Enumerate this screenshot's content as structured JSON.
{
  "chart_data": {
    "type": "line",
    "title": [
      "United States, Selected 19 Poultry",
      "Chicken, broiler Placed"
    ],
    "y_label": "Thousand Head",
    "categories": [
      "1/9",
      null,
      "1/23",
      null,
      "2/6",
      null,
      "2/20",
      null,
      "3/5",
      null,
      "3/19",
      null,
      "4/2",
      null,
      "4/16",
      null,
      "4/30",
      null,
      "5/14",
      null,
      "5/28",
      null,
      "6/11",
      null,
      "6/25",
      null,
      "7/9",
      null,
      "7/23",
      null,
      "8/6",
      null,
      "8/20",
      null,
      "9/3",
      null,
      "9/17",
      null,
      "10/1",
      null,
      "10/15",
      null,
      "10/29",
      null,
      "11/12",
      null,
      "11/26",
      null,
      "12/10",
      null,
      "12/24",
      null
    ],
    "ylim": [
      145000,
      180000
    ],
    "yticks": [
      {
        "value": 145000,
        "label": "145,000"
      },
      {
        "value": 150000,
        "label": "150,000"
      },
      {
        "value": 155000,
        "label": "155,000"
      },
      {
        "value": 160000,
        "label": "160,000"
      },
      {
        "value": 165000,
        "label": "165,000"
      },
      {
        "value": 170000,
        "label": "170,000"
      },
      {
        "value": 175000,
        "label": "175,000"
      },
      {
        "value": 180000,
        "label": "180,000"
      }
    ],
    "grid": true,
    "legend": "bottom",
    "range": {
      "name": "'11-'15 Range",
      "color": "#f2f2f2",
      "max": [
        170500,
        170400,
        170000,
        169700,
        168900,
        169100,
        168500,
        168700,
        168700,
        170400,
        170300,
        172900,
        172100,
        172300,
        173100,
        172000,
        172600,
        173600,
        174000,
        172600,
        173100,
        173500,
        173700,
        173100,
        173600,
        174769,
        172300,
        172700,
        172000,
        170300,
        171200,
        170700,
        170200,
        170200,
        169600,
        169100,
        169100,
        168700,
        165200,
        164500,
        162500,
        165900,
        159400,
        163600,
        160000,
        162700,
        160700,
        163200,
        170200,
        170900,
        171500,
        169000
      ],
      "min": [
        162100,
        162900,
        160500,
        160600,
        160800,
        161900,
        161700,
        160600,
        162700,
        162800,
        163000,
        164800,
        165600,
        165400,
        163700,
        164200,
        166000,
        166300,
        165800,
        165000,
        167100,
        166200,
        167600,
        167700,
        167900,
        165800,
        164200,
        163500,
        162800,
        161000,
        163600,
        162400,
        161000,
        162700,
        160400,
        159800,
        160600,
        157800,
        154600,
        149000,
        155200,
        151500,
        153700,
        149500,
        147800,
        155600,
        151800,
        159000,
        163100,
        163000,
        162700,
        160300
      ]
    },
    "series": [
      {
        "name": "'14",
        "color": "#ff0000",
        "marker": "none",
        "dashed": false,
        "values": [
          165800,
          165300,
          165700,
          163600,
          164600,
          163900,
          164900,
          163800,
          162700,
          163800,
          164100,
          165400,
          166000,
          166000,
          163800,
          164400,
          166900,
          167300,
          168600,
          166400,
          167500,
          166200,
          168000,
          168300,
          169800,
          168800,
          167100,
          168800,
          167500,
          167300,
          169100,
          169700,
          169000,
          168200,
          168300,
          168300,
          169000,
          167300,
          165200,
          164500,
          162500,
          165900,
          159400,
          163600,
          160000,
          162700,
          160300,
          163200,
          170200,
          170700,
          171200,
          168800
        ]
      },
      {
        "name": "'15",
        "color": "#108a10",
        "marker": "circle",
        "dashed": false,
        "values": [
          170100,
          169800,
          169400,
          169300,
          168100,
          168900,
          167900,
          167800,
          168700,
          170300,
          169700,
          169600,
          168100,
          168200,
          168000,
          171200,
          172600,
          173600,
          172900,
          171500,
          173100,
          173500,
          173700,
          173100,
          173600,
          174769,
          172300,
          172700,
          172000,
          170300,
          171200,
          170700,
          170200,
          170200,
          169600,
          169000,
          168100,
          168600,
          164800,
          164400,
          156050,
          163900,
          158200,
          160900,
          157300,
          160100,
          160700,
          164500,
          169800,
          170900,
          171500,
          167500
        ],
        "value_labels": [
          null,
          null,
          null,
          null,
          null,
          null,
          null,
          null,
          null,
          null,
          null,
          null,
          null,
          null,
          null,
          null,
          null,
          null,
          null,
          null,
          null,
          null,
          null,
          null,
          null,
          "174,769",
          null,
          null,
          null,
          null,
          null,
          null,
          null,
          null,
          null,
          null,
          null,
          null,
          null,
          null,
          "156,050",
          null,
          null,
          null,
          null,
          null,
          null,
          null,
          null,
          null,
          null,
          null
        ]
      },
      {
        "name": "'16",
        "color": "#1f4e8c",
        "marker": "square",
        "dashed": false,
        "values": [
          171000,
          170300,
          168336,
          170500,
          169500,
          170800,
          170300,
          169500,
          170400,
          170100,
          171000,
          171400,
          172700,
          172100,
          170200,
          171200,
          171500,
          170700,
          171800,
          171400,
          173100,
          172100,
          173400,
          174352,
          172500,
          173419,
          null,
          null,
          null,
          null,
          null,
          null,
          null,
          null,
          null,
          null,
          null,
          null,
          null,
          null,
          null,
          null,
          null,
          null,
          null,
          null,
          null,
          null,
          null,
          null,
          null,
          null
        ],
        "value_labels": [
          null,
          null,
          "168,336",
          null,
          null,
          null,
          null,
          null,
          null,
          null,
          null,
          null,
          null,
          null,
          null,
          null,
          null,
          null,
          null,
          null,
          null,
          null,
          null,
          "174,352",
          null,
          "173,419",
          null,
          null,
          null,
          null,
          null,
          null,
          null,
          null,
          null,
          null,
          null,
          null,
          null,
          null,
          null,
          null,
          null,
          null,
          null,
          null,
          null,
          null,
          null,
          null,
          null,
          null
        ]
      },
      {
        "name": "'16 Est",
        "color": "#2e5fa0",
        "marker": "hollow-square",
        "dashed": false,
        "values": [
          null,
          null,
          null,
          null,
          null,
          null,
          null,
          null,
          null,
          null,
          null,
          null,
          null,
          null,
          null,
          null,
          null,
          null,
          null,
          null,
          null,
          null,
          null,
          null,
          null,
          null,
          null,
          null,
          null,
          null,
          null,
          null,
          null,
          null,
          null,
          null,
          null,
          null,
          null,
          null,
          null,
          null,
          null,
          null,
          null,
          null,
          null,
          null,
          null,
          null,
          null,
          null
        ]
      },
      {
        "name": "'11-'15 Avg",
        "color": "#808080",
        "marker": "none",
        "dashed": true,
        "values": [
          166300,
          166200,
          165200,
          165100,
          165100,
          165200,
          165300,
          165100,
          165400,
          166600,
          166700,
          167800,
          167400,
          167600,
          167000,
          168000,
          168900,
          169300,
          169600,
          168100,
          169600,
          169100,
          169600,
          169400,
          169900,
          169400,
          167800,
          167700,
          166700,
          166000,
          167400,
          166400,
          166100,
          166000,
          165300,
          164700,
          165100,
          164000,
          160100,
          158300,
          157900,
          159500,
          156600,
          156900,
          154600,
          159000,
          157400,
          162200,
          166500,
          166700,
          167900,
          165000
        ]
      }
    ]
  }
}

→ **Aim of the task**
Track down every line of the material containing the string "square", and copy it.

→ **Reply**
        "marker": "square",
        "marker": "hollow-square",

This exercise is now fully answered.